▶ _RECORDS TO PROCESS_
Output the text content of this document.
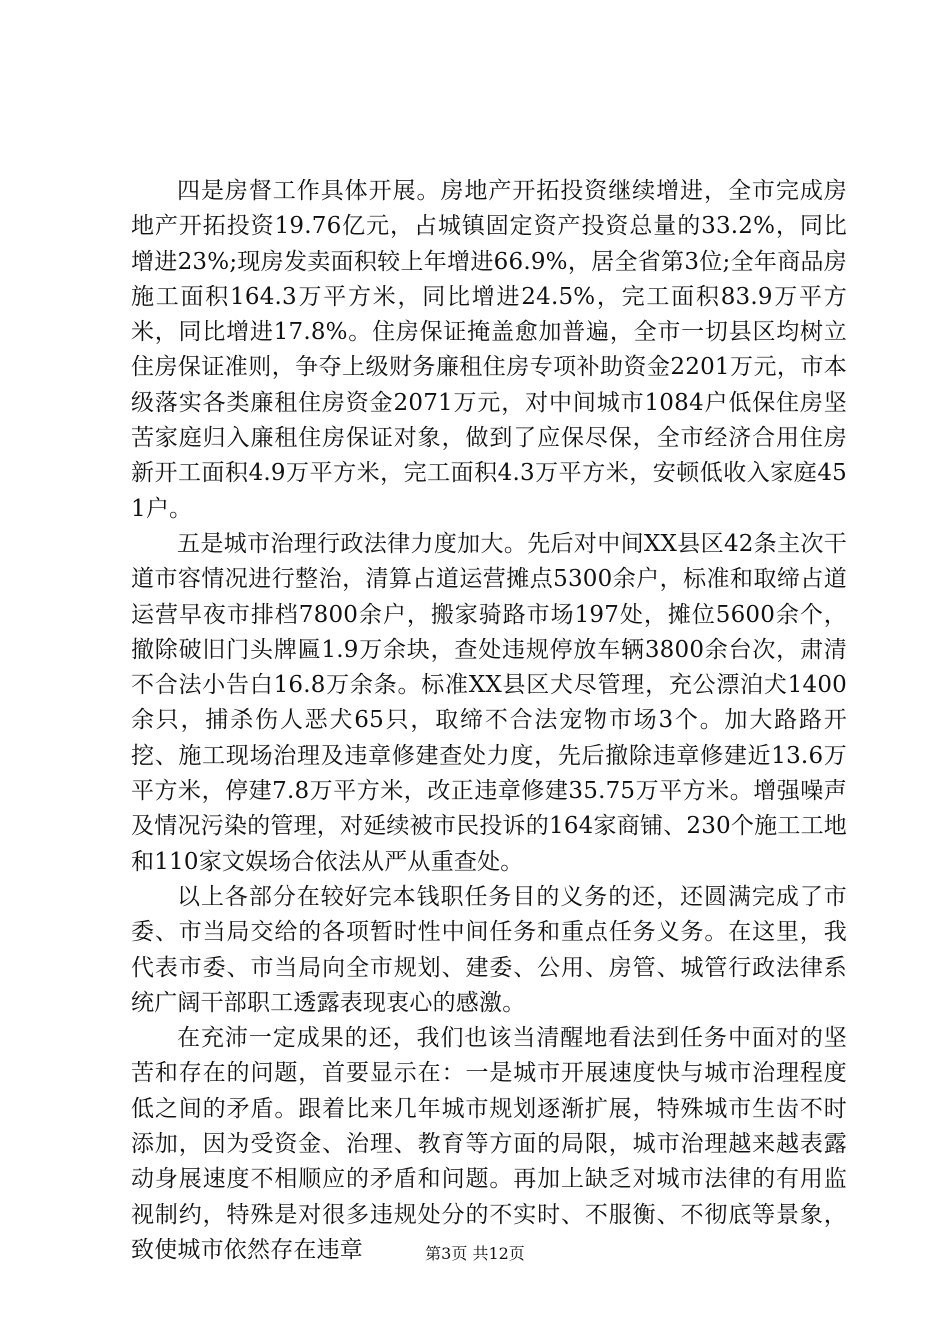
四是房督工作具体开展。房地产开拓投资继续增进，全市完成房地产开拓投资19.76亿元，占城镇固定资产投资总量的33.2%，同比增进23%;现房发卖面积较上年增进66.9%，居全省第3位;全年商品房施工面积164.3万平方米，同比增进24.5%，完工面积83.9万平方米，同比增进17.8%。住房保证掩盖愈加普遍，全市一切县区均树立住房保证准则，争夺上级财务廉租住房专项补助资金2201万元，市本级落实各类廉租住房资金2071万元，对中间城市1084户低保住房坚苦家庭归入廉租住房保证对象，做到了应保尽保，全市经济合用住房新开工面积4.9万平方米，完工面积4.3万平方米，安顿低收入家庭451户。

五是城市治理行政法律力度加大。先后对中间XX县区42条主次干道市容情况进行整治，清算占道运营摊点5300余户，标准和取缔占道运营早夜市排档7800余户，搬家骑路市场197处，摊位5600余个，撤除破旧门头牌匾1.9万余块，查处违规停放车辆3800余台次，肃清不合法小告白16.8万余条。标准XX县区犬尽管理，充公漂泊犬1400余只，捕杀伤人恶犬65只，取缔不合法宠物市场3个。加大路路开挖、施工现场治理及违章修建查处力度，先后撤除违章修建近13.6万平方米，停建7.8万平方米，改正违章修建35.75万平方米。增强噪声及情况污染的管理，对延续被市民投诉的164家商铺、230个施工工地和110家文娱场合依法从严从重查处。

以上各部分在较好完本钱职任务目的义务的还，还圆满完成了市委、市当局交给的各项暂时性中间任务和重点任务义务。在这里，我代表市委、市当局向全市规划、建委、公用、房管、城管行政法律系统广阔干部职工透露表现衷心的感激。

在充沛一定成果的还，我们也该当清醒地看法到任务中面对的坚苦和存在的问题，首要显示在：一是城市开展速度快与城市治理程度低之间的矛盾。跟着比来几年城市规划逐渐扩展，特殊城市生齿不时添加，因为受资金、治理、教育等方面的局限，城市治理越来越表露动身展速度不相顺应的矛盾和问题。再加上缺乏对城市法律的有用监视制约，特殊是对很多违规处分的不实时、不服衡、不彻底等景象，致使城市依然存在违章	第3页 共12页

---

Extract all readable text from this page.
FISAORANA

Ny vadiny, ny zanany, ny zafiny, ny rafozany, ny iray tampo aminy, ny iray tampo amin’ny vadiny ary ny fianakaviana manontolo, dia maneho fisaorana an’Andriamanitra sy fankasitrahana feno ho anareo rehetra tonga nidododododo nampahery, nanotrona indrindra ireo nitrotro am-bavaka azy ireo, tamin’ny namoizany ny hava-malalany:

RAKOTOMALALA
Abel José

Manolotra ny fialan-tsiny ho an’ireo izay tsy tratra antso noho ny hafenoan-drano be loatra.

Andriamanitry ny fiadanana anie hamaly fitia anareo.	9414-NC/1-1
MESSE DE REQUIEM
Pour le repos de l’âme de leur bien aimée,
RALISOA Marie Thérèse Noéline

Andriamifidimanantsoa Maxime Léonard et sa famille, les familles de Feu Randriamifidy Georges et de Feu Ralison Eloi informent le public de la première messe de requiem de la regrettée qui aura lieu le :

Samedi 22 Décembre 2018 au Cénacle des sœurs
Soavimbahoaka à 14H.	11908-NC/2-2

▶ _PROBLEM STATEMENT_
Search the records above for "text". Copy each line where it is found.

▶ _TASK RESULT_
Output the text content of this document.
Extract all readable text from this page.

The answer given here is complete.